文档节选:
数据透视

本节目录

2.7. 数据透视#

pivot() 和 melt() 是一对互逆的操作，能提供类似 Excel 数据透视表这样的功能。

pivot#

在使用 Excel 这样的表格时，一个高阶的操作是使用“数据透视表”对数据进行分类汇总。pandas 的 pivot() 提供与 Excel 对应的数据透视的功能，它根据一个或多个列的值对数据进行重新排列和汇总，以便更好地理解数据的结构和关系。pivot() 能够可自定义函数进行聚合，因此功能更强大。

图 2.10 是一个数据透视的示意图，下文还将展示具体的例子。

sales_df = pd.read_csv(file_path)
sales_df

	Account	Name	Rep	Manager	Product	Quantity	Price	Status
0	714466	Trantow-Barrows	Craig Booker	Debra Henley	CPU	1	30000	presented
1	714466	Trantow-Barrows	Craig Booker	Debra Henley	Software	1	10000	presented
2	714466	Trantow-Barrows	Craig Booker	Debra Henley	Maintenance	2	5000	pending
3	737550	Fritsch, Russel and Anderson	Craig Booker	Debra Henley	CPU	1	35000	declined
4	146832	Kiehn-Spinka	Daniel Hilton	Debra Henley	CPU	2	65000	won
5	218895	Kulas Inc	Daniel Hilton	Debra Henley	CPU	2	40000	pending
6	218895	Kulas Inc	Daniel Hilton	Debra Henley	Software	1	10000	presented
7	412290	Jerde-Hilpert	John Smith	Debra Henley	Maintenance	2	5000	pending
8	740150	Barton LLC	John Smith	Debra Henley	CPU	1	35000	declined
9	141962	Herman LLC	Cedric Moss	Fred Anderson	CPU	2	65000	won
10	163416	Purdy-Kunde	Cedric Moss	Fred Anderson	CPU	1	30000	presented
11	239344	Stokes LLC	Cedric Moss	Fred Anderson	Maintenance	1	5000	pending
12	239344	Stokes LLC	Cedric Moss	Fred Anderson	Software	1	10000	presented
13	307599	Kassulke, Ondricka and Metz	Wendy Yule	Fred Anderson	Maintenance	3	7000	won
14	688981	Keeling LLC	Wendy Yule	Fred Anderson	CPU	5	100000	won
15	729833	Koepp Ltd	Wendy Yule	Fred Anderson	CPU	2	65000	declined
16	729833	Koepp Ltd	Wendy Yule	Fred Anderson	Monitor	2	5000	presented

具体而言，pandas 有两个函数：pivot() 和 pivot_table()，其中 pivot_table() 更像 Excel 的数据透视表。

任务一览:
(1) 在数据透视这一节中，与 pivot() 互为逆操作的是哪个函数？
(2) 把数据透视这一节中从“pivot() 和 melt()”起、到“sales_df = pd.read_csv(file_path)”止（两端都包括）的文字原样重写一遍。
(3) 从数据透视这一节的最后一句之后接着往下写。
这些记录与数据透视这一节的内容无关。

数据展示:
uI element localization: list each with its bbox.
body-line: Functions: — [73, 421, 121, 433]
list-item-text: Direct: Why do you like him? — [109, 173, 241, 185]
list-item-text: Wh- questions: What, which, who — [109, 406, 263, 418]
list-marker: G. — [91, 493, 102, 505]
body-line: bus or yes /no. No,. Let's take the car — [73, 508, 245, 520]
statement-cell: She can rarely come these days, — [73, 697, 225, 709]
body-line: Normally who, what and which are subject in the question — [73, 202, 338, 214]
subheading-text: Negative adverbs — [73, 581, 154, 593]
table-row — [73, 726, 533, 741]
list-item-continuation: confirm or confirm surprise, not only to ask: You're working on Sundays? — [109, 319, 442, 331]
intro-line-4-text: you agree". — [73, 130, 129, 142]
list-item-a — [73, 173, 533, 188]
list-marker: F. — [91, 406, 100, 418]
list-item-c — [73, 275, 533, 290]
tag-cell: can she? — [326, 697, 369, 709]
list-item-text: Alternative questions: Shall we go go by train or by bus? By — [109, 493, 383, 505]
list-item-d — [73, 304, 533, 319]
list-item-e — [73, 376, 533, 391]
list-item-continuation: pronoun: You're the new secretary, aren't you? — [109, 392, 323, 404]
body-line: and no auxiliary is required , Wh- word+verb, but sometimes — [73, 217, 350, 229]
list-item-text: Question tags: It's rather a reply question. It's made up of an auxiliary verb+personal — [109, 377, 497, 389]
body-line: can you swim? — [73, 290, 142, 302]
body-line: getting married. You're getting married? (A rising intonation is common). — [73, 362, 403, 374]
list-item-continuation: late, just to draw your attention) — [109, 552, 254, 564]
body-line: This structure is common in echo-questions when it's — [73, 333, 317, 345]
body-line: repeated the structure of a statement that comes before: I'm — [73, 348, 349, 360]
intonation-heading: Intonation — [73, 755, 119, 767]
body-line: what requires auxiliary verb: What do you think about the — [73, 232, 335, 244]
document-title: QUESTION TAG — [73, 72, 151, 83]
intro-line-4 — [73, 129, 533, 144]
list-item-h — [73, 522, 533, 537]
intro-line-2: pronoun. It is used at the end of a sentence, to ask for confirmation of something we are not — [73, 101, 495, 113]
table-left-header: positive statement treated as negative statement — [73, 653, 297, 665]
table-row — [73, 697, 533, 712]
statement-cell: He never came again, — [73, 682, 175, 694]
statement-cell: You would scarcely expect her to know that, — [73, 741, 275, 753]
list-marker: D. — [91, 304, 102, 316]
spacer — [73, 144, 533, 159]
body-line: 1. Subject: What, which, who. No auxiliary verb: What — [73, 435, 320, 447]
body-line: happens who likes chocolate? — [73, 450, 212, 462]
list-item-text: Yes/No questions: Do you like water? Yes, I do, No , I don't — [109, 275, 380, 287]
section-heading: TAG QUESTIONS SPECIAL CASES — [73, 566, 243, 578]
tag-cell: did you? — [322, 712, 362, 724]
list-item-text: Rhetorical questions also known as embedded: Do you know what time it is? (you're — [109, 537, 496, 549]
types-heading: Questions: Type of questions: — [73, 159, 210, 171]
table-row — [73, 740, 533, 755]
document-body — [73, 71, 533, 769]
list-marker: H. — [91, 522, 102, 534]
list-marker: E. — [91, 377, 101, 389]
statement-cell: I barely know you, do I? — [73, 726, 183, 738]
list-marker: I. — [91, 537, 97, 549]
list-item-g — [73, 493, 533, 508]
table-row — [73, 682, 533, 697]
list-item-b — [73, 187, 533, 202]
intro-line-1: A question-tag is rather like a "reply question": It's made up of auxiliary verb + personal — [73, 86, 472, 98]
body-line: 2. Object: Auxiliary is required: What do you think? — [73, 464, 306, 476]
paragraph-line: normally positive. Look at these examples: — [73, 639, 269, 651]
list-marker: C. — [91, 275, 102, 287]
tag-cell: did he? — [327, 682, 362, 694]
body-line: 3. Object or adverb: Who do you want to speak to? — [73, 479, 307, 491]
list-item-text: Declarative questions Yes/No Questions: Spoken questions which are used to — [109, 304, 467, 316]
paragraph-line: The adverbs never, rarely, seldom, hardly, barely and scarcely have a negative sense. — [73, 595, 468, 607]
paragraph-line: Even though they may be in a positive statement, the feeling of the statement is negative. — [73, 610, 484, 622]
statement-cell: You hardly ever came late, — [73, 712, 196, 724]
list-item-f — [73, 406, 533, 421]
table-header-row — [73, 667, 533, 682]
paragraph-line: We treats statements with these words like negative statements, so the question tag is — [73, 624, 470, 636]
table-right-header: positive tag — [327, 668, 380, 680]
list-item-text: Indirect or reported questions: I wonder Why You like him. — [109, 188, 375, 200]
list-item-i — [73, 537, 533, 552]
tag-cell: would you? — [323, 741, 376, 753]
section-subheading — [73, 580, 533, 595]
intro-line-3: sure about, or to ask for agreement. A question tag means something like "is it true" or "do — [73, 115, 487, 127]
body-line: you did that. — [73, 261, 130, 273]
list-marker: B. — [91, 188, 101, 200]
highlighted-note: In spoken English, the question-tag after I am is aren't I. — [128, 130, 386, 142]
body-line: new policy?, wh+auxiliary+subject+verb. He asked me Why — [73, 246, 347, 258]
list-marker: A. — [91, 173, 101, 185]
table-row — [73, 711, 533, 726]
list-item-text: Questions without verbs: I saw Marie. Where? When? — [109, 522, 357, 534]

参考答案:
(1) melt()。

(2)
pivot() 和 melt() 是一对互逆的操作，能提供类似 Excel 数据透视表这样的功能。

pivot#

在使用 Excel 这样的表格时，一个高阶的操作是使用“数据透视表”对数据进行分类汇总。pandas 的 pivot() 提供与 Excel 对应的数据透视的功能，它根据一个或多个列的值对数据进行重新排列和汇总，以便更好地理解数据的结构和关系。pivot() 能够可自定义函数进行聚合，因此功能更强大。

图 2.10 是一个数据透视的示意图，下文还将展示具体的例子。

sales_df = pd.read_csv(file_path)

(3)
pivot_table() 函数的完整形式为 pd.pivot_table(data, values=None, index=None, columns=None, aggfunc='mean', fill_value=None, margins=False, dropna=True, margins_name='All', observed=False) 。参数很多，只有 data 是唯一必需的参数，其他均有默认值，常需要设置的参数有 values, index, columns,aggfunc 等。我们先从简单的开始。

index 和 columns 参数#

index 和 columns 接收的都是字段名，它们都可用于分组。

index 生成透视表的行索引，可以为多个属性。
columns 生成透视表的列索引。

例 1: 按照 Name 分组，即添加 Name 的行索引。这个功能与 groupby() 很像。这个例子中，aggfunc 参数没有设置，默认求平均值。

pd.pivot_table(sales_df, index=['Name'], values=['Quantity', 'Price'])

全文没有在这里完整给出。